[Items from a data source]

★ ★ ★ ★ ★

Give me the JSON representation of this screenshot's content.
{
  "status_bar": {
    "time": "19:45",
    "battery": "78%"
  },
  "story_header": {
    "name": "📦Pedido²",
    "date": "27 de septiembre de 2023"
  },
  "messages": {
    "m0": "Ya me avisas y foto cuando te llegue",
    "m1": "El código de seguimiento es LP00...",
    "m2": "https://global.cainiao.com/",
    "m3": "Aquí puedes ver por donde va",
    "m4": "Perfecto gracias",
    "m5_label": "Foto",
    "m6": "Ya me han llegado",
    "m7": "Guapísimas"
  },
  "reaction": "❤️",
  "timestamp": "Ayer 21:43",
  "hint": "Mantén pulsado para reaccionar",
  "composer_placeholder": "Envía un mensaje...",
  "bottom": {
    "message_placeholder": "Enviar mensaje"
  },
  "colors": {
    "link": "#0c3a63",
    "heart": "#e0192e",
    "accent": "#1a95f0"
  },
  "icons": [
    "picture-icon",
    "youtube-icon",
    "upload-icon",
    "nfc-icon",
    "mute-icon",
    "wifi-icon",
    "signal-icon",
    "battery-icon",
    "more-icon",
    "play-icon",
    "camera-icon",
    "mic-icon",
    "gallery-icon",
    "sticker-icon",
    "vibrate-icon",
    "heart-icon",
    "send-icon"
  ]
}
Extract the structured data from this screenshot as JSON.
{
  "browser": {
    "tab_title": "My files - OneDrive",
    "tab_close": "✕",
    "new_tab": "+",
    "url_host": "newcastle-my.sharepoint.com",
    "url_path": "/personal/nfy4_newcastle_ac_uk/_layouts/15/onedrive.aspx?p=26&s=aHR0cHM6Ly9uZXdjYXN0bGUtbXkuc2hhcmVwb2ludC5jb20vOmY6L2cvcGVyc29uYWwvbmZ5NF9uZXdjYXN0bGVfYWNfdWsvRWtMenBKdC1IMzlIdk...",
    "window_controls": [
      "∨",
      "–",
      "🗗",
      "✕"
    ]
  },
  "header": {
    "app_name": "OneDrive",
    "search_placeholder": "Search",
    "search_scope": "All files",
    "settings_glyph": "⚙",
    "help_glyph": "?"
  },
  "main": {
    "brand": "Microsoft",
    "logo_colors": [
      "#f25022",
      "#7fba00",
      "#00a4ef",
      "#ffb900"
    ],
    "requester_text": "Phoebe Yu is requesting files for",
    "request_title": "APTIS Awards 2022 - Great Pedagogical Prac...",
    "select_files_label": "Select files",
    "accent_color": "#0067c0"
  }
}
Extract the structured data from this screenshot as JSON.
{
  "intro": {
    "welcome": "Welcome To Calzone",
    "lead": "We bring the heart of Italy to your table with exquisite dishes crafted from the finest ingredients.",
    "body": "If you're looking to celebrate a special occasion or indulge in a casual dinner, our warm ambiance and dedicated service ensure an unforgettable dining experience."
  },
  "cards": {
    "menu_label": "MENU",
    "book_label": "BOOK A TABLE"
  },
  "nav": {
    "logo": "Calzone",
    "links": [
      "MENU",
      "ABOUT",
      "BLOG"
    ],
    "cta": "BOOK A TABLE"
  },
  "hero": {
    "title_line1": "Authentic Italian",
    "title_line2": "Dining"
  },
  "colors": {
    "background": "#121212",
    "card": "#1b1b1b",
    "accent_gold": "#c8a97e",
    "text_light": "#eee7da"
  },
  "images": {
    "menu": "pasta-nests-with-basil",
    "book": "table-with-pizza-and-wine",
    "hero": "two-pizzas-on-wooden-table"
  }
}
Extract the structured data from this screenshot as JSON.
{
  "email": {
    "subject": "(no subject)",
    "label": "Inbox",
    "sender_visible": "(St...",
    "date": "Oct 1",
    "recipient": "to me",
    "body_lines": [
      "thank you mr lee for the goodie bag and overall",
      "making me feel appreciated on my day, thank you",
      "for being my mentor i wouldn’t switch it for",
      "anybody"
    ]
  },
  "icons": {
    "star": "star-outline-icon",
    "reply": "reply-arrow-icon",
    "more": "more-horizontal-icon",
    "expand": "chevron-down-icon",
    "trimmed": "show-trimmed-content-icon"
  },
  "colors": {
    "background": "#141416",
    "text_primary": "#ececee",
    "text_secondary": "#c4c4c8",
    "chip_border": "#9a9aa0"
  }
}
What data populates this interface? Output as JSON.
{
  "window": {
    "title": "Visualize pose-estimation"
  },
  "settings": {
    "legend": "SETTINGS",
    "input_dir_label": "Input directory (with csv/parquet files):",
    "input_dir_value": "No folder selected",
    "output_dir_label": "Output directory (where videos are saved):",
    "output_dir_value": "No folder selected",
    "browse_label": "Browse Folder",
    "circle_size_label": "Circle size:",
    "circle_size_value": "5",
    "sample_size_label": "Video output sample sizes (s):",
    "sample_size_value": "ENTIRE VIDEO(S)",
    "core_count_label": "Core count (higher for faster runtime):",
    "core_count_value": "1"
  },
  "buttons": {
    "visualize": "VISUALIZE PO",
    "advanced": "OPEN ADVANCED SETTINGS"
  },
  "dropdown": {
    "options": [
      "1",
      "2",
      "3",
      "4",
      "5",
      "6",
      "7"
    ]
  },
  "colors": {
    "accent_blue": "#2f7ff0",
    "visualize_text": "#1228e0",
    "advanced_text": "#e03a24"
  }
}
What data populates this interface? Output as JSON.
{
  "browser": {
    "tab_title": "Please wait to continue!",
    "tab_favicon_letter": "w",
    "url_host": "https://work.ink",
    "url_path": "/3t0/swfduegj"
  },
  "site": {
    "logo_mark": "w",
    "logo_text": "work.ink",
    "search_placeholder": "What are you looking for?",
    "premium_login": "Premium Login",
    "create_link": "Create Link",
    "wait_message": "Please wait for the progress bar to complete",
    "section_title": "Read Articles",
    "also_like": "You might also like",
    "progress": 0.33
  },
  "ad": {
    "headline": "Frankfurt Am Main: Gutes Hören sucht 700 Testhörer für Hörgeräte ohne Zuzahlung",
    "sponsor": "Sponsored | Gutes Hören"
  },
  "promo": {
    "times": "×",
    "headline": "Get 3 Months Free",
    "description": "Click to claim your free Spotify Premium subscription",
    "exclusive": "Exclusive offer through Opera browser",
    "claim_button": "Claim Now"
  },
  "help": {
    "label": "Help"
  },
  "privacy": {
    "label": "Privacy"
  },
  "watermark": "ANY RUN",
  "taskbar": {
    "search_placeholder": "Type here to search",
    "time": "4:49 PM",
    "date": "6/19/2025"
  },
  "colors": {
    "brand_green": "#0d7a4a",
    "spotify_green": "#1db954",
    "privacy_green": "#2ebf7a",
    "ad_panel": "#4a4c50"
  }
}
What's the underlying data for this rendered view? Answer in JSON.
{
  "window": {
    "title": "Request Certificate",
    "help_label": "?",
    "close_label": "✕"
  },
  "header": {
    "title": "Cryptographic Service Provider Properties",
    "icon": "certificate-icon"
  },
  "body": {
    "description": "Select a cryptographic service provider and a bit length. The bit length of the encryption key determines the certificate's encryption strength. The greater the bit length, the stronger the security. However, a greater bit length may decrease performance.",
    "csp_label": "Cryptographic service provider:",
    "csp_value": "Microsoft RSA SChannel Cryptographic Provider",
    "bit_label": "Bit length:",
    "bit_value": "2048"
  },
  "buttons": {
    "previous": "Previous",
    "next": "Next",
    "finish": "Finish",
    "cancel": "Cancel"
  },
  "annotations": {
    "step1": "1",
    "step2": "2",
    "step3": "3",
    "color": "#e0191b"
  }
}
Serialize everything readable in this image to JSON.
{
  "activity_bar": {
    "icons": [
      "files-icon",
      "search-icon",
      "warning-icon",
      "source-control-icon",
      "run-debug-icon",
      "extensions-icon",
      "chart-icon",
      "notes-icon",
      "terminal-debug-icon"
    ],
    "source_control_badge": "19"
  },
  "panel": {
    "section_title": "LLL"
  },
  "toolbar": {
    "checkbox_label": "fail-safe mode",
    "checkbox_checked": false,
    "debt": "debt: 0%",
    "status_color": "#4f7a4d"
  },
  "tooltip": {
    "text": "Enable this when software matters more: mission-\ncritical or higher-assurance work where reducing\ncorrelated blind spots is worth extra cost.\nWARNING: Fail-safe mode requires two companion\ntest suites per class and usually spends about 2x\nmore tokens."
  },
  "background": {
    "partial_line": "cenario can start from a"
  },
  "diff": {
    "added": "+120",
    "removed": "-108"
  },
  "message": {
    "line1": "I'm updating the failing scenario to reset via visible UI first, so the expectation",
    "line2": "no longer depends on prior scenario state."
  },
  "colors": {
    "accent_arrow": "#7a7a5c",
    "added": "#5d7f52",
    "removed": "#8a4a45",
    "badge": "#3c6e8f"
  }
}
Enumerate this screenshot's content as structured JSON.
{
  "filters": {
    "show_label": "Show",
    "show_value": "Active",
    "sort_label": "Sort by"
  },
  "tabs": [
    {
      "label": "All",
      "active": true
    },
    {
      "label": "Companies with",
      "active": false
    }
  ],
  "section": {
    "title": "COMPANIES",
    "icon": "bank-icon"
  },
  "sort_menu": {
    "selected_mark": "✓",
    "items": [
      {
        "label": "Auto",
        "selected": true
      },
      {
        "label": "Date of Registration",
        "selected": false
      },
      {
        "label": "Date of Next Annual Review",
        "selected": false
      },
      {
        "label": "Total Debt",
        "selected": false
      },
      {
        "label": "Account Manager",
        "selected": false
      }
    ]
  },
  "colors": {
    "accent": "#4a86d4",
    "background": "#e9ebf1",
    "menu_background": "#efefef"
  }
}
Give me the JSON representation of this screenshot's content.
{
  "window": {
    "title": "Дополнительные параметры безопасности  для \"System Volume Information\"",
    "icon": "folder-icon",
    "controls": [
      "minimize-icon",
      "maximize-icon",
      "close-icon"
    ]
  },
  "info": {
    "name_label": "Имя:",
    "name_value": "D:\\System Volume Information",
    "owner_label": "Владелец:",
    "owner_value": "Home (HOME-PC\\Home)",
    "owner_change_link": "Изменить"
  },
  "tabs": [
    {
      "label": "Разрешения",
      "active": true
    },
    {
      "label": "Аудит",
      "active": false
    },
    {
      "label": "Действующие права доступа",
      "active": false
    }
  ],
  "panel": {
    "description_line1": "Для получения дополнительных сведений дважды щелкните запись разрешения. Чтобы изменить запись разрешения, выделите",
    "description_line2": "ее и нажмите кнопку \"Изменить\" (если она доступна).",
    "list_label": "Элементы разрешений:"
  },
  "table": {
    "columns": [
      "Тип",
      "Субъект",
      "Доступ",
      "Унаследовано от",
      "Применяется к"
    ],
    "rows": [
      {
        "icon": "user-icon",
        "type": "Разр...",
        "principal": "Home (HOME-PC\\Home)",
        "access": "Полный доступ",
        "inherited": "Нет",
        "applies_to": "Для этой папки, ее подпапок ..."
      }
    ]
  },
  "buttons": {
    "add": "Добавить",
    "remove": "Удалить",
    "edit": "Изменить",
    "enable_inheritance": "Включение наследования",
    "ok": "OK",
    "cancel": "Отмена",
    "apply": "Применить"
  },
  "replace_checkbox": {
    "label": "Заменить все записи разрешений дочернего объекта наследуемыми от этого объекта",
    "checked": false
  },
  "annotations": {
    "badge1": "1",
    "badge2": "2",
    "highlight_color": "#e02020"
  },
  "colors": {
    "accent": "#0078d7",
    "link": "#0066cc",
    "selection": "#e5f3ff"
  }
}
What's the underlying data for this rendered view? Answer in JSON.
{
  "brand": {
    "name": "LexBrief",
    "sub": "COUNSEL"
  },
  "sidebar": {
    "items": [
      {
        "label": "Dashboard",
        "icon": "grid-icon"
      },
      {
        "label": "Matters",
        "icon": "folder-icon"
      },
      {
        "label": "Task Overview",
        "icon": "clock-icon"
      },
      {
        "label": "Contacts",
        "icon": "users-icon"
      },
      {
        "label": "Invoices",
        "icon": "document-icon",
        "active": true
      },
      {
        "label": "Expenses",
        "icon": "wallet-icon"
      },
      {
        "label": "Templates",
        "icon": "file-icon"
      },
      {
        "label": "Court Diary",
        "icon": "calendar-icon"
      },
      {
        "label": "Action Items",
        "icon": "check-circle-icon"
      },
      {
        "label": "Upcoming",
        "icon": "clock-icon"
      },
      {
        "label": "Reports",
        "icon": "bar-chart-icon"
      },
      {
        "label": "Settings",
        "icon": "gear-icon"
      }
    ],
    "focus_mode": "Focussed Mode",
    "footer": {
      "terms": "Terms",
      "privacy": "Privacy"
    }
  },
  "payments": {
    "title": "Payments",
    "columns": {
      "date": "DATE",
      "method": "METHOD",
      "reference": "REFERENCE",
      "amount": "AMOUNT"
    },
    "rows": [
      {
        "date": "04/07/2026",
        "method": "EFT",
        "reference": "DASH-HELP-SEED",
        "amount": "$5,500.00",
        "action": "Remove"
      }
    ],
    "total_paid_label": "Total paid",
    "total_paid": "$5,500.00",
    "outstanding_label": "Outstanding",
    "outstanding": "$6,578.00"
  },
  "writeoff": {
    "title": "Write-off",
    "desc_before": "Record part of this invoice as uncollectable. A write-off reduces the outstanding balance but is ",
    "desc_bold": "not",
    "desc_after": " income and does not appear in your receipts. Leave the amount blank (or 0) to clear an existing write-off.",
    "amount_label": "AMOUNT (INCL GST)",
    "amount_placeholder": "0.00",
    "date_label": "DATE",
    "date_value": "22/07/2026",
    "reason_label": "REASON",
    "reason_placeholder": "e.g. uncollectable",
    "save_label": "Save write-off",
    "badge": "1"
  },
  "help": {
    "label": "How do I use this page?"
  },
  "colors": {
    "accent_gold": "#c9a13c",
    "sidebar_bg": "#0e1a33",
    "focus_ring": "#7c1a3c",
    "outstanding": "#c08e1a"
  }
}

★ ★ ★ ★ ★

• [DIRECTIVE]: Track down every line holding the string "more" and copy it.

• [EXERCISE ANSWER]:
    "more-icon",
    "more": "more-horizontal-icon",
    "text": "Enable this when software matters more: mission-\ncritical or higher-assurance work where reducing\ncorrelated blind spots is worth extra cost.\nWARNING: Fail-safe mode requires two companion\ntest suites per class and usually spends about 2x\nmore tokens."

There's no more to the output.